課題. 精神障害の労災認定要件を扱った本文を、最後の文の後から書き継ぐこと。

労働者災害補償保険法の性質上、客観的な判断がなされる必要があることから

心理的負荷による精神障害の業務起因性を判断する要件としては、

対象疾病の発病の有無発病の時期及び疾患名について明確な医学的判断があること

に加え、当該対象疾病の発病の前おおむね6か月の間に業務による強い心理的負荷が認められることを求めているということです。

 

要件の1番目の対象疾病というのは、

国際疾病分類 第10回修正版(以下「ICD-10」という。)第Ⅴ章「精神および行動の障 害」に分類される精神障害であって、器質性のもの及び有害物質に起因するもの を除く。 対象疾病のうち業務に関連して発病する可能性のある精神障害は、主としてI CD-10のF2からF4に分類される精神障害である。 なお、器質性の精神障害及び有害物質に起因する精神障害(ICD-10のF 0及びF1に分類されるもの)については、頭部外傷、脳血管障害、中枢神経変性疾患等の器質性脳疾患に付随する疾病や化学物質による疾病等として認めら れるか否かを個別に判断する。 また、いわゆる心身症は、本認定基準における精神障害には含まれない。

本当は、上記の難解な引用は避けようかと思いましたが、赤ゴシック体器質性の精神障害という項目が除かれることとされていることになっていたため引用しました。

コトバンクによれば、

器質性とは、症状や疾患が臓器・組織の形態的異常にもとづいて生じている状態とされ器質性精神障害とは、症状や疾患が臓器・組織の形態的異常にもとづいて生じている状態。脳そのものの器質的病変により、または脳以外の身体疾患のために、脳が二次的に障害を受けて何らかの精神障害を起こすことがあり、それを器質性精神障害という。身体疾患に基づく精神障害を症状性精神障害として分けることもある。器質性精神障害の症状の現れ方として主な症状は、認知症(にんちしょう)意識障害で、(中略) 意識障害とは、昏睡(こんすい)と呼ばれる、どんな強い刺激を与えても深く眠ったままで目を覚まさない重度のものから、一見意識清明なように見えるものの、注意力が散漫で、放っておくとぼんやりとして、うとうとするような軽度のレベルまでいろいろな段階がある。 このとき、幻覚(比較的幻視(げんし)が多い)や妄想が生じたり、言動や行動がまとまらず興奮することもしばしばみられ、意識障害ではなく、その他の何らかの精神障害と誤って判断されることもあるので、注意が必要

とされていたからです。

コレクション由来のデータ
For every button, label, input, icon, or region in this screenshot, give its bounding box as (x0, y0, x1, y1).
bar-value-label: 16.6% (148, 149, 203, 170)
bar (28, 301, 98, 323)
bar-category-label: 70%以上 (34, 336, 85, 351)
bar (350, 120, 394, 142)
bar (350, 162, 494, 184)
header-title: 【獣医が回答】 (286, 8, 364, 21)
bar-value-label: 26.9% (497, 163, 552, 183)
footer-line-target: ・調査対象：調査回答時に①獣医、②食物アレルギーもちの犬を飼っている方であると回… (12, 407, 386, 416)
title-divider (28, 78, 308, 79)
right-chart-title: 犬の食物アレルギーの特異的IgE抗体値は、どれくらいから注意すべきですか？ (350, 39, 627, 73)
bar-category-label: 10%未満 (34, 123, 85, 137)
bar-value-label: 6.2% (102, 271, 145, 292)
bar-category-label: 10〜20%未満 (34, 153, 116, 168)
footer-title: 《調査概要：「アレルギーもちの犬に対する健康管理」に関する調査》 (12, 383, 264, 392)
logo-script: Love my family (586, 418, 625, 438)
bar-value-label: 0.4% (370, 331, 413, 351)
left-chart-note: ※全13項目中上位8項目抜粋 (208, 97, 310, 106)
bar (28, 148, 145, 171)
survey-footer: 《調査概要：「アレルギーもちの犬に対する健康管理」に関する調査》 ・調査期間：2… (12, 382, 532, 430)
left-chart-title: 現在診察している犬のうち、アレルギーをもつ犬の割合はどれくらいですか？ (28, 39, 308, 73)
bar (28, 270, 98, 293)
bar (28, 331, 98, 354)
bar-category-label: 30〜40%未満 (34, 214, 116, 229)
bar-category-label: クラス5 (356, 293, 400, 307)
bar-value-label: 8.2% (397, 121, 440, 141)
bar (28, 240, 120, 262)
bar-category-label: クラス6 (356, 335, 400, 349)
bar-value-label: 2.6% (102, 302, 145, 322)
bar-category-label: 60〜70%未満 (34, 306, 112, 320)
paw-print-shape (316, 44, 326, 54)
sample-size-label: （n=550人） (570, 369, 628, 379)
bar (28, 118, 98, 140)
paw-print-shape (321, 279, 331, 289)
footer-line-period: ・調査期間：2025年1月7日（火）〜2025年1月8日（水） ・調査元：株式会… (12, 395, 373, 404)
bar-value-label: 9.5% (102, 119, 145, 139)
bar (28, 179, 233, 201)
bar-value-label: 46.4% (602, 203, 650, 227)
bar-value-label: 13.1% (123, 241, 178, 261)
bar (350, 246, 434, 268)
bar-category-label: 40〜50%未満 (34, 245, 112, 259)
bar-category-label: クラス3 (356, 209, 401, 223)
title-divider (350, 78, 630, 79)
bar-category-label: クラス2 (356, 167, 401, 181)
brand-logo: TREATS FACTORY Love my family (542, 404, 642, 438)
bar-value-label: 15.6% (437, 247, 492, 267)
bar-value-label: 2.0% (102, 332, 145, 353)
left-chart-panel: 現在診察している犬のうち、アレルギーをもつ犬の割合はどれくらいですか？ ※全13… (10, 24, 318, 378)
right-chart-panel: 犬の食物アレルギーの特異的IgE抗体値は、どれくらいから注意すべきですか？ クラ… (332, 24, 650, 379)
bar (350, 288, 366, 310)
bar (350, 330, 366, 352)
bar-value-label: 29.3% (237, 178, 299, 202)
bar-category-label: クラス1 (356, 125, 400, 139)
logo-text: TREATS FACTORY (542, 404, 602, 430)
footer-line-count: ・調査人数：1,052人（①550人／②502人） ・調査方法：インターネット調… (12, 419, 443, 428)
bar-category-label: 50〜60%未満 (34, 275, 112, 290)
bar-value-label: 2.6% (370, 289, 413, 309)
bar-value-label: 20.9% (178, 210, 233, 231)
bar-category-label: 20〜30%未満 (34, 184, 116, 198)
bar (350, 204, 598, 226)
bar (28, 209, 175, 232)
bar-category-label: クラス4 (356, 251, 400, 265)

課題の解答.
何の関係があるのと思われるかもしれませんが、実は、事件の被害者の男性というのが、6歳の時に脳腫瘍が見つかり左半身に障害を残した経験があると記事に記されていたからです。それは、後述する認定基準の業務以外の心理的負荷及び個体側要因の判断 において何らかの影響を与えた可能性もあるということです。

とにかく、1番目の要件対象疾病を発病しているということが必要です。

そして、その次に2番目の要件

その対象疾病の発病前おおむね6カ月間の間に業務による強い心理的負荷が認められることが必要です。

その心理的負荷の程度の判断には、認定基準の別添の(別表1)「業務による心理的負荷評価表」指標として、その強度を「強」、 「中」、「弱」の三段階に区分することにより行われることになります。

当然、強い心理的負荷が要件ですので、ここでは、「強」と判断されなければなりません。そして、その「強」と判断された心理的負荷により発病した疾病が、

次の、3番目の要件

業務以外の心理的負荷及び個体側要因により対象疾病を発病したとは認め られないことという要件を満たすと、その精神障害業務起因性が認められる、つまり労災認定されるということになります。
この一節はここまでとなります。